TASK REQUIREMENTS:
Reproduce the entries word for word, and omit any picture you find in them.

GIVEN RECORDS:
= = = =
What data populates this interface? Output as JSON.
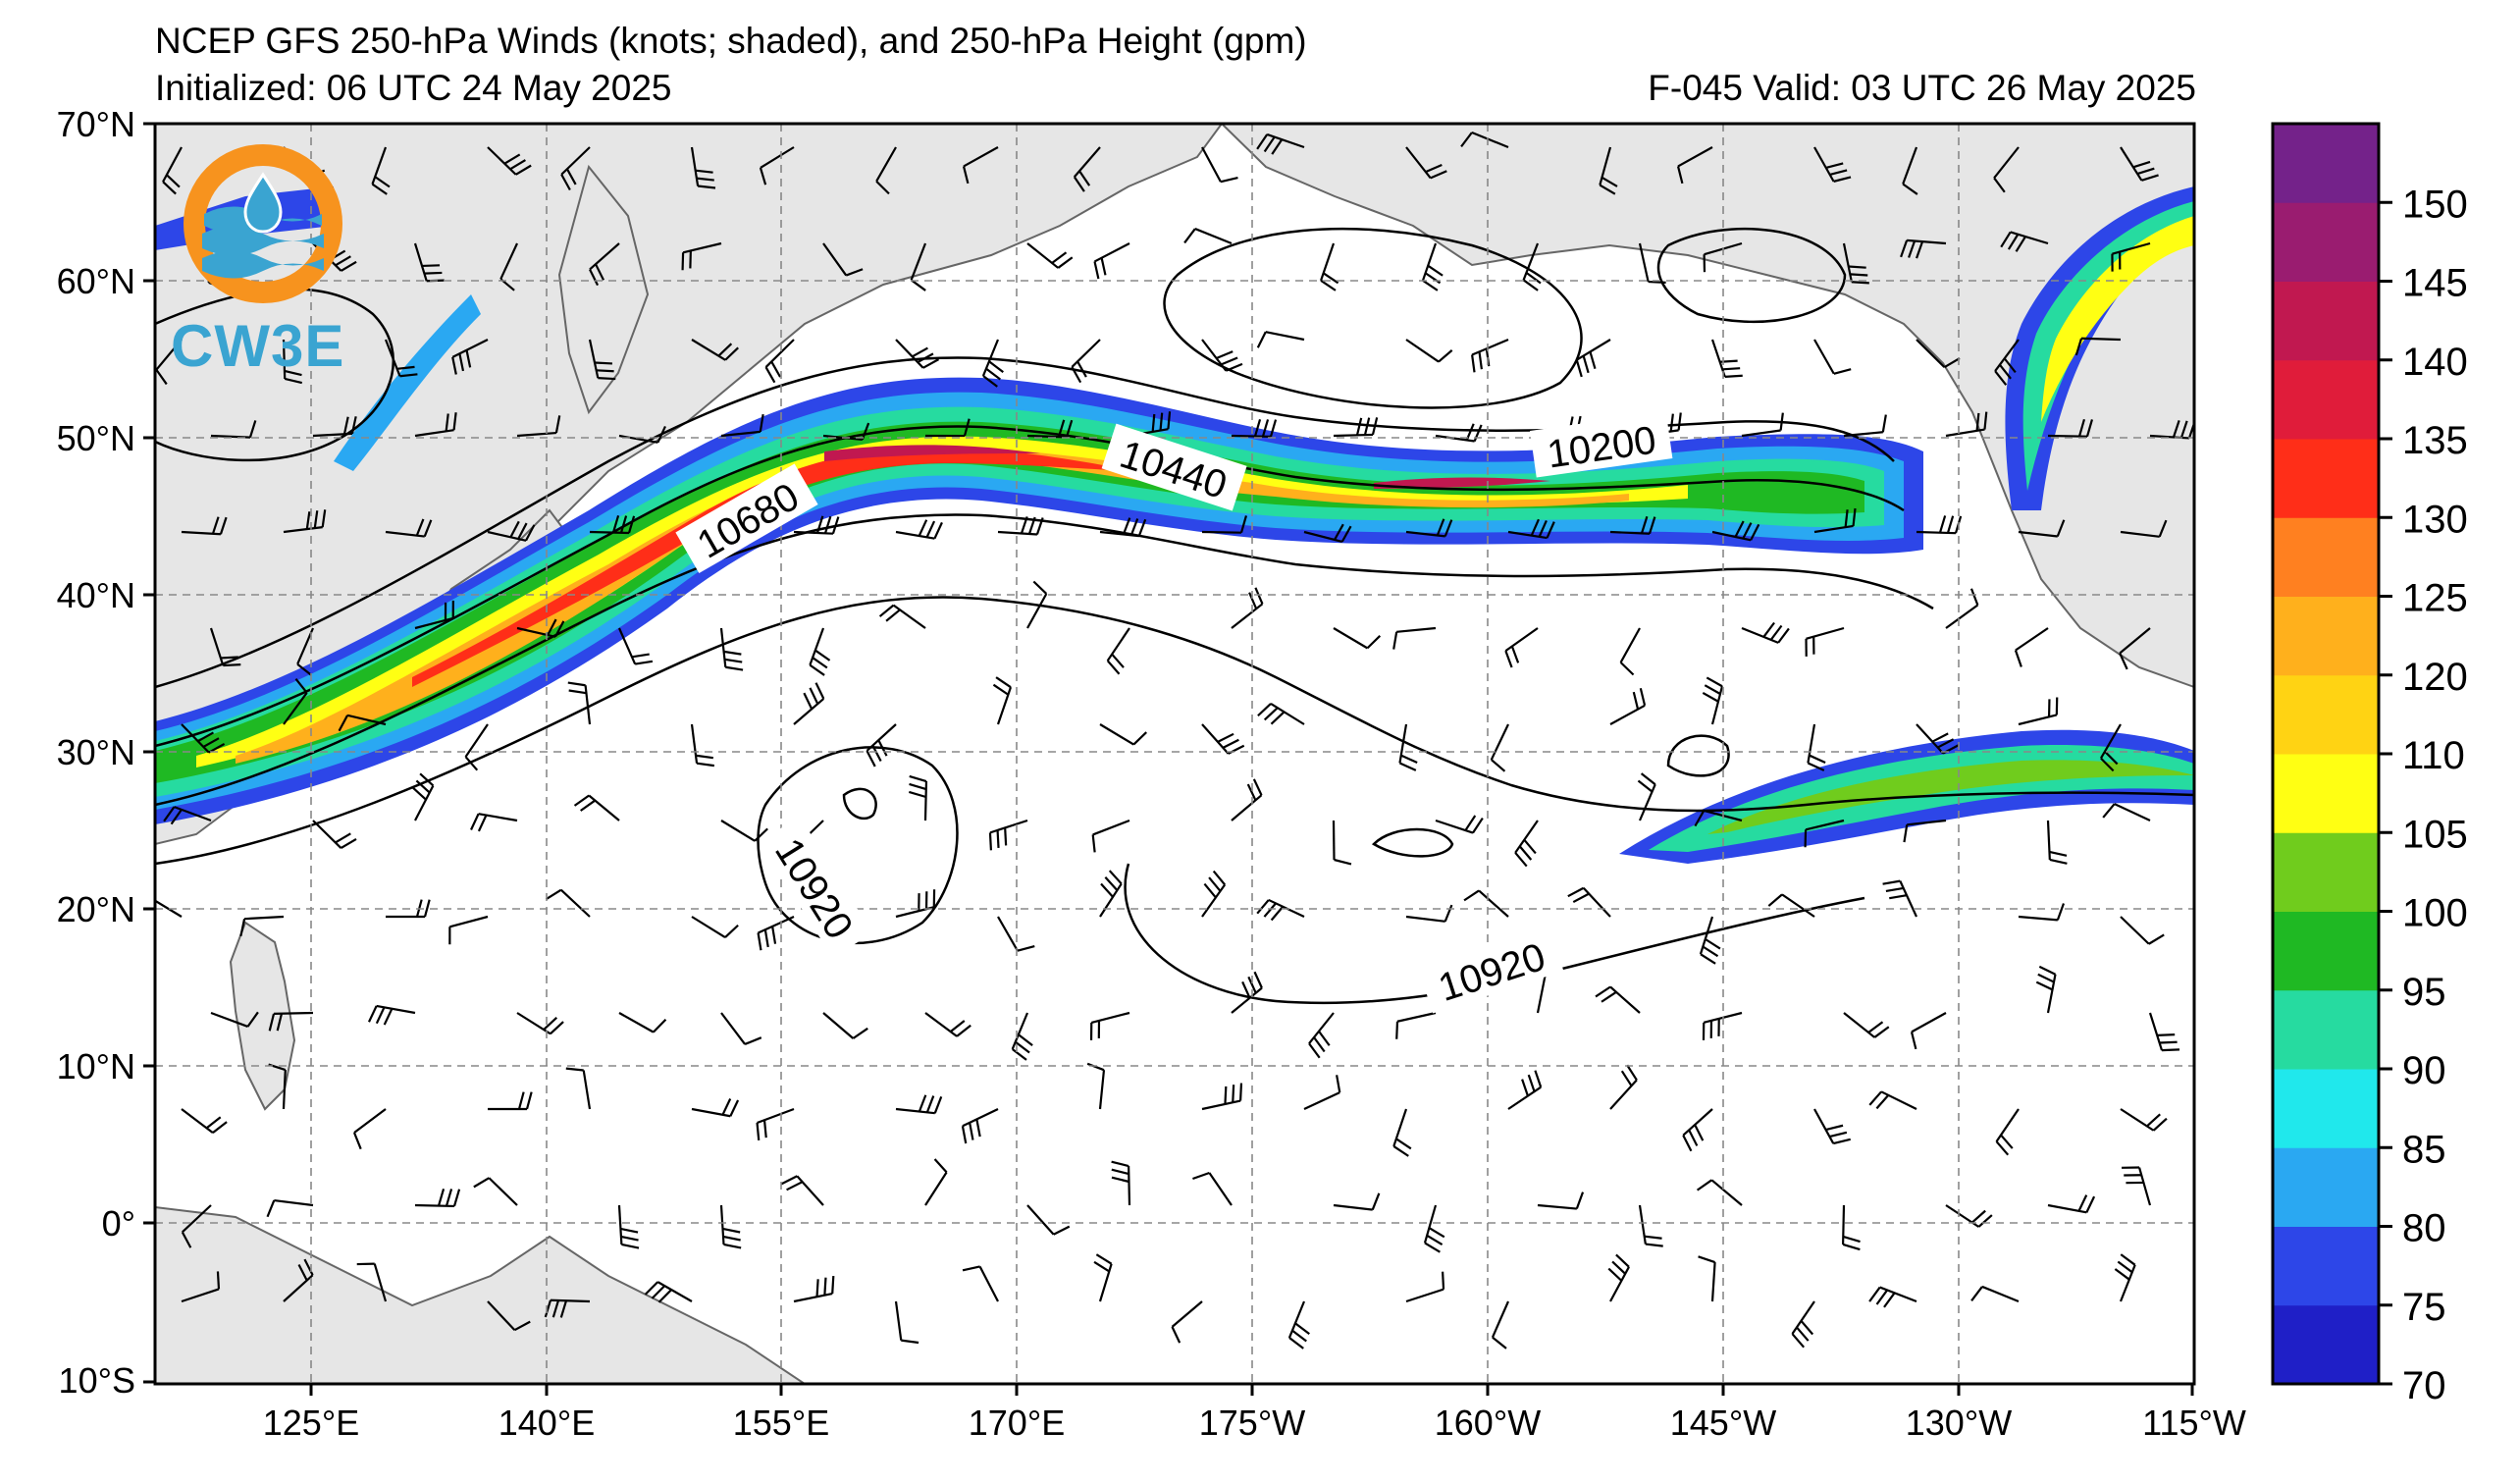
{
  "header": {
    "title": "NCEP GFS 250-hPa Winds (knots; shaded), and 250-hPa Height (gpm)",
    "initialized": "Initialized: 06 UTC 24 May 2025",
    "valid": "F-045  Valid: 03 UTC 26 May 2025"
  },
  "logo": {
    "text": "CW3E",
    "icon": "cw3e-logo-icon",
    "colors": {
      "ring": "#f7931e",
      "wave": "#3aa4d1"
    }
  },
  "axes": {
    "lat_labels": [
      "70°N",
      "60°N",
      "50°N",
      "40°N",
      "30°N",
      "20°N",
      "10°N",
      "0°",
      "10°S"
    ],
    "lon_labels": [
      "125°E",
      "140°E",
      "155°E",
      "170°E",
      "175°W",
      "160°W",
      "145°W",
      "130°W",
      "115°W"
    ]
  },
  "contour_labels": [
    "10680",
    "10440",
    "10200",
    "10920",
    "10920"
  ],
  "colorbar": {
    "ticks": [
      "70",
      "75",
      "80",
      "85",
      "90",
      "95",
      "100",
      "105",
      "110",
      "120",
      "125",
      "130",
      "135",
      "140",
      "145",
      "150"
    ],
    "colors": [
      "#1f1fc7",
      "#2d46e8",
      "#2aa8f2",
      "#20e8ec",
      "#26dba0",
      "#1fb923",
      "#70cc1d",
      "#ffff13",
      "#ffd313",
      "#ffb01c",
      "#ff8020",
      "#ff2e18",
      "#e01c3a",
      "#c11850",
      "#9a1c70",
      "#74228a"
    ]
  },
  "chart_data": {
    "type": "map",
    "variable": "250-hPa wind speed (knots, shaded) and 250-hPa geopotential height (gpm, contours)",
    "lat_range": [
      -10,
      70
    ],
    "lon_range_deg_east": [
      115,
      245
    ],
    "height_contour_labels_gpm": [
      10680,
      10440,
      10200,
      10920,
      10920
    ],
    "shading_bins_knots": [
      70,
      75,
      80,
      85,
      90,
      95,
      100,
      105,
      110,
      120,
      125,
      130,
      135,
      140,
      145,
      150
    ],
    "grid": true
  }
}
= = = =
EXERCISE SOLUTION:
What data populates this interface? Output as JSON.
{
  "header": {
    "title": "NCEP GFS 250-hPa Winds (knots; shaded), and 250-hPa Height (gpm)",
    "initialized": "Initialized: 06 UTC 24 May 2025",
    "valid": "F-045  Valid: 03 UTC 26 May 2025"
  },
  "logo": {
    "text": "CW3E",
    "icon": "cw3e-logo-icon",
    "colors": {
      "ring": "#f7931e",
      "wave": "#3aa4d1"
    }
  },
  "axes": {
    "lat_labels": [
      "70°N",
      "60°N",
      "50°N",
      "40°N",
      "30°N",
      "20°N",
      "10°N",
      "0°",
      "10°S"
    ],
    "lon_labels": [
      "125°E",
      "140°E",
      "155°E",
      "170°E",
      "175°W",
      "160°W",
      "145°W",
      "130°W",
      "115°W"
    ]
  },
  "contour_labels": [
    "10680",
    "10440",
    "10200",
    "10920",
    "10920"
  ],
  "colorbar": {
    "ticks": [
      "70",
      "75",
      "80",
      "85",
      "90",
      "95",
      "100",
      "105",
      "110",
      "120",
      "125",
      "130",
      "135",
      "140",
      "145",
      "150"
    ],
    "colors": [
      "#1f1fc7",
      "#2d46e8",
      "#2aa8f2",
      "#20e8ec",
      "#26dba0",
      "#1fb923",
      "#70cc1d",
      "#ffff13",
      "#ffd313",
      "#ffb01c",
      "#ff8020",
      "#ff2e18",
      "#e01c3a",
      "#c11850",
      "#9a1c70",
      "#74228a"
    ]
  },
  "chart_data": {
    "type": "map",
    "variable": "250-hPa wind speed (knots, shaded) and 250-hPa geopotential height (gpm, contours)",
    "lat_range": [
      -10,
      70
    ],
    "lon_range_deg_east": [
      115,
      245
    ],
    "height_contour_labels_gpm": [
      10680,
      10440,
      10200,
      10920,
      10920
    ],
    "shading_bins_knots": [
      70,
      75,
      80,
      85,
      90,
      95,
      100,
      105,
      110,
      120,
      125,
      130,
      135,
      140,
      145,
      150
    ],
    "grid": true
  }
}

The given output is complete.